▸ STATED GOAL
The entries below are to be written out again without alteration.

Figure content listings
......

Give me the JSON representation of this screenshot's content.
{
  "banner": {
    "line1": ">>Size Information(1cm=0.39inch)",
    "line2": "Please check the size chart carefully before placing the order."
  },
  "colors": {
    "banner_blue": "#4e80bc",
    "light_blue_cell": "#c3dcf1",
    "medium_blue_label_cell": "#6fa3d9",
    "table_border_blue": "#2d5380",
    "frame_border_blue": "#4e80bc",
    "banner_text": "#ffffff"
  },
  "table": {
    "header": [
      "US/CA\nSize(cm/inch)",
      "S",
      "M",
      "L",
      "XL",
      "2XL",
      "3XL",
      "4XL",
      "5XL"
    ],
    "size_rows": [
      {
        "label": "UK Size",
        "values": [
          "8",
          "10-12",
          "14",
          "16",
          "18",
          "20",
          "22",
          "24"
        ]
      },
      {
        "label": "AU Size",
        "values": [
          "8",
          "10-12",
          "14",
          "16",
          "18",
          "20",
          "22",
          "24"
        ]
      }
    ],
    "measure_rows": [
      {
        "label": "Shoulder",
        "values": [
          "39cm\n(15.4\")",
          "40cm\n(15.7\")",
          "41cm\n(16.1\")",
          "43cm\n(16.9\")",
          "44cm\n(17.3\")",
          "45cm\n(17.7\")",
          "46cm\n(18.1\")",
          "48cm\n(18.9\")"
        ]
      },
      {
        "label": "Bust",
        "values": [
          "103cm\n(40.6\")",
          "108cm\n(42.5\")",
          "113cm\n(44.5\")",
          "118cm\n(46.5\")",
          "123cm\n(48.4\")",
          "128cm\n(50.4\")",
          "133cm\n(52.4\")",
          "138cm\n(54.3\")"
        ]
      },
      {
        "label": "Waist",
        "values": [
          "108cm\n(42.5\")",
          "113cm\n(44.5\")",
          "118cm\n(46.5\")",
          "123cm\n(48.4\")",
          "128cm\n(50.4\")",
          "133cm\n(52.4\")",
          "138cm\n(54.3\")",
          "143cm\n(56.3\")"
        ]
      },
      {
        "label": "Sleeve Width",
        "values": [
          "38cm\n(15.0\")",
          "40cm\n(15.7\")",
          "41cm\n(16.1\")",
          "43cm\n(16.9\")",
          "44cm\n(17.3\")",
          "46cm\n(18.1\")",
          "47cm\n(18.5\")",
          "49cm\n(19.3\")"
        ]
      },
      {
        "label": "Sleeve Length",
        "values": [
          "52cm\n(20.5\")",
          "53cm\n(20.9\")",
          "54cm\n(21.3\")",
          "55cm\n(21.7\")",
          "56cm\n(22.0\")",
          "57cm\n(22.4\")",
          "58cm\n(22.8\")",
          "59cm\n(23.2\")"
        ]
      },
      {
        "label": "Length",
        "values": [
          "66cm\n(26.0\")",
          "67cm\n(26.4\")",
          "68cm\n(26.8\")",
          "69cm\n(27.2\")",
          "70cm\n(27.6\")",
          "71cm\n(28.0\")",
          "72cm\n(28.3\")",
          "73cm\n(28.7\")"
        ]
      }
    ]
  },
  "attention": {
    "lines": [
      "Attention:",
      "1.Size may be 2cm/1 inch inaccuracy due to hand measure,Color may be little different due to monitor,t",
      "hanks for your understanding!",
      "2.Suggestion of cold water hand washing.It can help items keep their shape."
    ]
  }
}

......

▸ RESPONSE TO THIS TASK
Give me the JSON representation of this screenshot's content.
{
  "banner": {
    "line1": ">>Size Information(1cm=0.39inch)",
    "line2": "Please check the size chart carefully before placing the order."
  },
  "colors": {
    "banner_blue": "#4e80bc",
    "light_blue_cell": "#c3dcf1",
    "medium_blue_label_cell": "#6fa3d9",
    "table_border_blue": "#2d5380",
    "frame_border_blue": "#4e80bc",
    "banner_text": "#ffffff"
  },
  "table": {
    "header": [
      "US/CA\nSize(cm/inch)",
      "S",
      "M",
      "L",
      "XL",
      "2XL",
      "3XL",
      "4XL",
      "5XL"
    ],
    "size_rows": [
      {
        "label": "UK Size",
        "values": [
          "8",
          "10-12",
          "14",
          "16",
          "18",
          "20",
          "22",
          "24"
        ]
      },
      {
        "label": "AU Size",
        "values": [
          "8",
          "10-12",
          "14",
          "16",
          "18",
          "20",
          "22",
          "24"
        ]
      }
    ],
    "measure_rows": [
      {
        "label": "Shoulder",
        "values": [
          "39cm\n(15.4\")",
          "40cm\n(15.7\")",
          "41cm\n(16.1\")",
          "43cm\n(16.9\")",
          "44cm\n(17.3\")",
          "45cm\n(17.7\")",
          "46cm\n(18.1\")",
          "48cm\n(18.9\")"
        ]
      },
      {
        "label": "Bust",
        "values": [
          "103cm\n(40.6\")",
          "108cm\n(42.5\")",
          "113cm\n(44.5\")",
          "118cm\n(46.5\")",
          "123cm\n(48.4\")",
          "128cm\n(50.4\")",
          "133cm\n(52.4\")",
          "138cm\n(54.3\")"
        ]
      },
      {
        "label": "Waist",
        "values": [
          "108cm\n(42.5\")",
          "113cm\n(44.5\")",
          "118cm\n(46.5\")",
          "123cm\n(48.4\")",
          "128cm\n(50.4\")",
          "133cm\n(52.4\")",
          "138cm\n(54.3\")",
          "143cm\n(56.3\")"
        ]
      },
      {
        "label": "Sleeve Width",
        "values": [
          "38cm\n(15.0\")",
          "40cm\n(15.7\")",
          "41cm\n(16.1\")",
          "43cm\n(16.9\")",
          "44cm\n(17.3\")",
          "46cm\n(18.1\")",
          "47cm\n(18.5\")",
          "49cm\n(19.3\")"
        ]
      },
      {
        "label": "Sleeve Length",
        "values": [
          "52cm\n(20.5\")",
          "53cm\n(20.9\")",
          "54cm\n(21.3\")",
          "55cm\n(21.7\")",
          "56cm\n(22.0\")",
          "57cm\n(22.4\")",
          "58cm\n(22.8\")",
          "59cm\n(23.2\")"
        ]
      },
      {
        "label": "Length",
        "values": [
          "66cm\n(26.0\")",
          "67cm\n(26.4\")",
          "68cm\n(26.8\")",
          "69cm\n(27.2\")",
          "70cm\n(27.6\")",
          "71cm\n(28.0\")",
          "72cm\n(28.3\")",
          "73cm\n(28.7\")"
        ]
      }
    ]
  },
  "attention": {
    "lines": [
      "Attention:",
      "1.Size may be 2cm/1 inch inaccuracy due to hand measure,Color may be little different due to monitor,t",
      "hanks for your understanding!",
      "2.Suggestion of cold water hand washing.It can help items keep their shape."
    ]
  }
}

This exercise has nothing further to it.